§ **THE EXERCISE**
Pictures appear in the records below; write out everything else exactly.
-- start MATERIAL --
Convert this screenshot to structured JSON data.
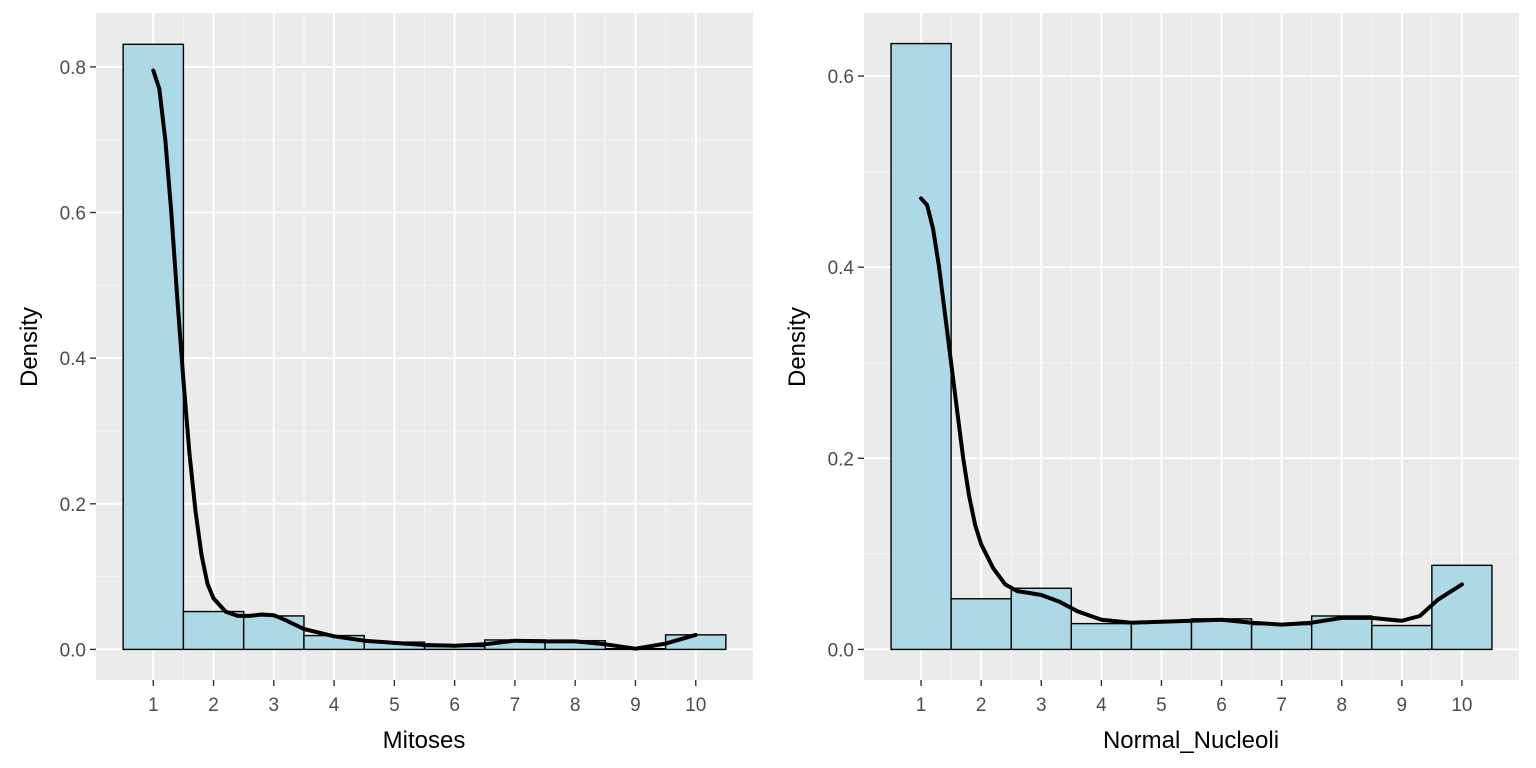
{
  "colors": {
    "panel_background": "#ebebeb",
    "grid_major": "#ffffff",
    "grid_minor": "#f5f5f5",
    "bar_fill": "#add8e6",
    "bar_outline": "#000000",
    "density_line": "#000000",
    "tick_text": "#4d4d4d",
    "axis_title": "#000000"
  },
  "chart_data": [
    {
      "type": "bar",
      "overlay": "density line",
      "title": "",
      "xlabel": "Mitoses",
      "ylabel": "Density",
      "categories": [
        "1",
        "2",
        "3",
        "4",
        "5",
        "6",
        "7",
        "8",
        "9",
        "10"
      ],
      "x_ticks": [
        1,
        2,
        3,
        4,
        5,
        6,
        7,
        8,
        9,
        10
      ],
      "y_ticks": [
        0.0,
        0.2,
        0.4,
        0.6,
        0.8
      ],
      "y_tick_labels": [
        "0.0",
        "0.2",
        "0.4",
        "0.6",
        "0.8"
      ],
      "ylim": [
        -0.042,
        0.874
      ],
      "xlim": [
        0.05,
        10.95
      ],
      "grid": true,
      "legend": "none",
      "series": [
        {
          "kind": "histogram",
          "values": [
            0.831,
            0.052,
            0.046,
            0.019,
            0.01,
            0.004,
            0.013,
            0.012,
            0.001,
            0.02
          ]
        },
        {
          "kind": "density",
          "x": [
            1.0,
            1.1,
            1.2,
            1.3,
            1.4,
            1.5,
            1.6,
            1.7,
            1.8,
            1.9,
            2.0,
            2.2,
            2.4,
            2.6,
            2.8,
            3.0,
            3.2,
            3.5,
            4.0,
            4.5,
            5.0,
            5.5,
            6.0,
            6.5,
            7.0,
            7.5,
            8.0,
            8.5,
            9.0,
            9.5,
            10.0
          ],
          "y": [
            0.795,
            0.77,
            0.7,
            0.6,
            0.48,
            0.37,
            0.27,
            0.19,
            0.13,
            0.09,
            0.07,
            0.052,
            0.046,
            0.046,
            0.048,
            0.047,
            0.04,
            0.028,
            0.018,
            0.012,
            0.009,
            0.006,
            0.005,
            0.007,
            0.012,
            0.011,
            0.011,
            0.007,
            0.001,
            0.008,
            0.02
          ]
        }
      ]
    },
    {
      "type": "bar",
      "overlay": "density line",
      "title": "",
      "xlabel": "Normal_Nucleoli",
      "ylabel": "Density",
      "categories": [
        "1",
        "2",
        "3",
        "4",
        "5",
        "6",
        "7",
        "8",
        "9",
        "10"
      ],
      "x_ticks": [
        1,
        2,
        3,
        4,
        5,
        6,
        7,
        8,
        9,
        10
      ],
      "y_ticks": [
        0.0,
        0.2,
        0.4,
        0.6
      ],
      "y_tick_labels": [
        "0.0",
        "0.2",
        "0.4",
        "0.6"
      ],
      "ylim": [
        -0.032,
        0.666
      ],
      "xlim": [
        0.05,
        10.95
      ],
      "grid": true,
      "legend": "none",
      "series": [
        {
          "kind": "histogram",
          "values": [
            0.634,
            0.053,
            0.064,
            0.027,
            0.029,
            0.032,
            0.026,
            0.035,
            0.025,
            0.088
          ]
        },
        {
          "kind": "density",
          "x": [
            1.0,
            1.1,
            1.2,
            1.3,
            1.4,
            1.5,
            1.6,
            1.7,
            1.8,
            1.9,
            2.0,
            2.2,
            2.4,
            2.6,
            2.8,
            3.0,
            3.3,
            3.6,
            4.0,
            4.5,
            5.0,
            5.5,
            6.0,
            6.5,
            7.0,
            7.5,
            8.0,
            8.5,
            9.0,
            9.3,
            9.6,
            10.0
          ],
          "y": [
            0.472,
            0.465,
            0.44,
            0.4,
            0.35,
            0.3,
            0.25,
            0.2,
            0.16,
            0.13,
            0.11,
            0.085,
            0.068,
            0.061,
            0.059,
            0.057,
            0.05,
            0.04,
            0.031,
            0.028,
            0.029,
            0.03,
            0.031,
            0.028,
            0.026,
            0.028,
            0.033,
            0.033,
            0.03,
            0.035,
            0.052,
            0.068
          ]
        }
      ]
    }
  ]
}
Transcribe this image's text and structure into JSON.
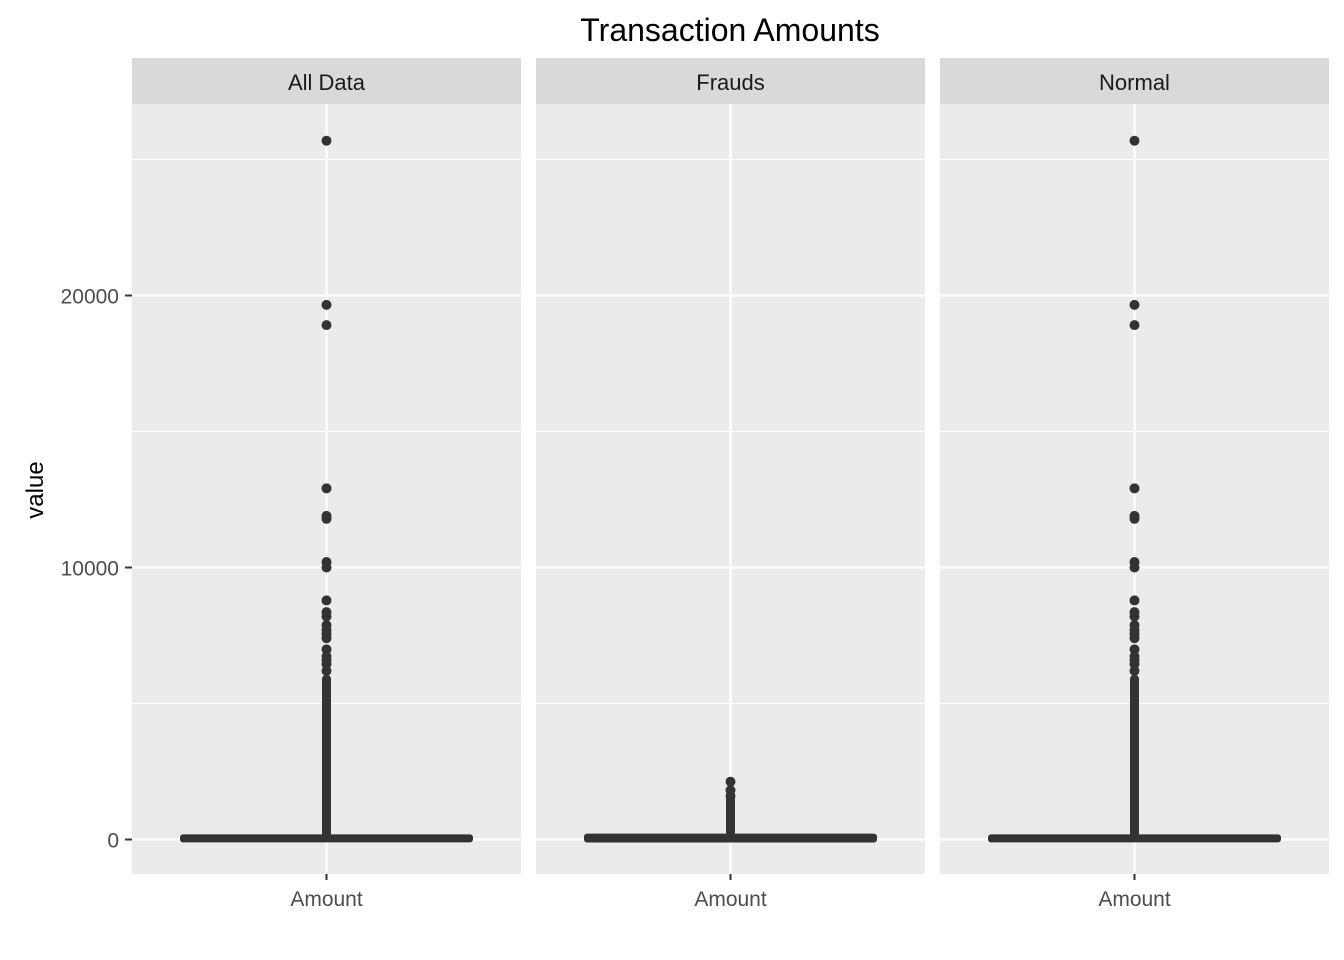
-- end MATERIAL --
§ **REPLY**
Convert this screenshot to structured JSON data.
{
  "colors": {
    "panel_background": "#ebebeb",
    "grid_major": "#ffffff",
    "grid_minor": "#f5f5f5",
    "bar_fill": "#add8e6",
    "bar_outline": "#000000",
    "density_line": "#000000",
    "tick_text": "#4d4d4d",
    "axis_title": "#000000"
  },
  "chart_data": [
    {
      "type": "bar",
      "overlay": "density line",
      "title": "",
      "xlabel": "Mitoses",
      "ylabel": "Density",
      "categories": [
        "1",
        "2",
        "3",
        "4",
        "5",
        "6",
        "7",
        "8",
        "9",
        "10"
      ],
      "x_ticks": [
        1,
        2,
        3,
        4,
        5,
        6,
        7,
        8,
        9,
        10
      ],
      "y_ticks": [
        0.0,
        0.2,
        0.4,
        0.6,
        0.8
      ],
      "y_tick_labels": [
        "0.0",
        "0.2",
        "0.4",
        "0.6",
        "0.8"
      ],
      "ylim": [
        -0.042,
        0.874
      ],
      "xlim": [
        0.05,
        10.95
      ],
      "grid": true,
      "legend": "none",
      "series": [
        {
          "kind": "histogram",
          "values": [
            0.831,
            0.052,
            0.046,
            0.019,
            0.01,
            0.004,
            0.013,
            0.012,
            0.001,
            0.02
          ]
        },
        {
          "kind": "density",
          "x": [
            1.0,
            1.1,
            1.2,
            1.3,
            1.4,
            1.5,
            1.6,
            1.7,
            1.8,
            1.9,
            2.0,
            2.2,
            2.4,
            2.6,
            2.8,
            3.0,
            3.2,
            3.5,
            4.0,
            4.5,
            5.0,
            5.5,
            6.0,
            6.5,
            7.0,
            7.5,
            8.0,
            8.5,
            9.0,
            9.5,
            10.0
          ],
          "y": [
            0.795,
            0.77,
            0.7,
            0.6,
            0.48,
            0.37,
            0.27,
            0.19,
            0.13,
            0.09,
            0.07,
            0.052,
            0.046,
            0.046,
            0.048,
            0.047,
            0.04,
            0.028,
            0.018,
            0.012,
            0.009,
            0.006,
            0.005,
            0.007,
            0.012,
            0.011,
            0.011,
            0.007,
            0.001,
            0.008,
            0.02
          ]
        }
      ]
    },
    {
      "type": "bar",
      "overlay": "density line",
      "title": "",
      "xlabel": "Normal_Nucleoli",
      "ylabel": "Density",
      "categories": [
        "1",
        "2",
        "3",
        "4",
        "5",
        "6",
        "7",
        "8",
        "9",
        "10"
      ],
      "x_ticks": [
        1,
        2,
        3,
        4,
        5,
        6,
        7,
        8,
        9,
        10
      ],
      "y_ticks": [
        0.0,
        0.2,
        0.4,
        0.6
      ],
      "y_tick_labels": [
        "0.0",
        "0.2",
        "0.4",
        "0.6"
      ],
      "ylim": [
        -0.032,
        0.666
      ],
      "xlim": [
        0.05,
        10.95
      ],
      "grid": true,
      "legend": "none",
      "series": [
        {
          "kind": "histogram",
          "values": [
            0.634,
            0.053,
            0.064,
            0.027,
            0.029,
            0.032,
            0.026,
            0.035,
            0.025,
            0.088
          ]
        },
        {
          "kind": "density",
          "x": [
            1.0,
            1.1,
            1.2,
            1.3,
            1.4,
            1.5,
            1.6,
            1.7,
            1.8,
            1.9,
            2.0,
            2.2,
            2.4,
            2.6,
            2.8,
            3.0,
            3.3,
            3.6,
            4.0,
            4.5,
            5.0,
            5.5,
            6.0,
            6.5,
            7.0,
            7.5,
            8.0,
            8.5,
            9.0,
            9.3,
            9.6,
            10.0
          ],
          "y": [
            0.472,
            0.465,
            0.44,
            0.4,
            0.35,
            0.3,
            0.25,
            0.2,
            0.16,
            0.13,
            0.11,
            0.085,
            0.068,
            0.061,
            0.059,
            0.057,
            0.05,
            0.04,
            0.031,
            0.028,
            0.029,
            0.03,
            0.031,
            0.028,
            0.026,
            0.028,
            0.033,
            0.033,
            0.03,
            0.035,
            0.052,
            0.068
          ]
        }
      ]
    }
  ]
}
Transcribe this image's text and structure into JSON.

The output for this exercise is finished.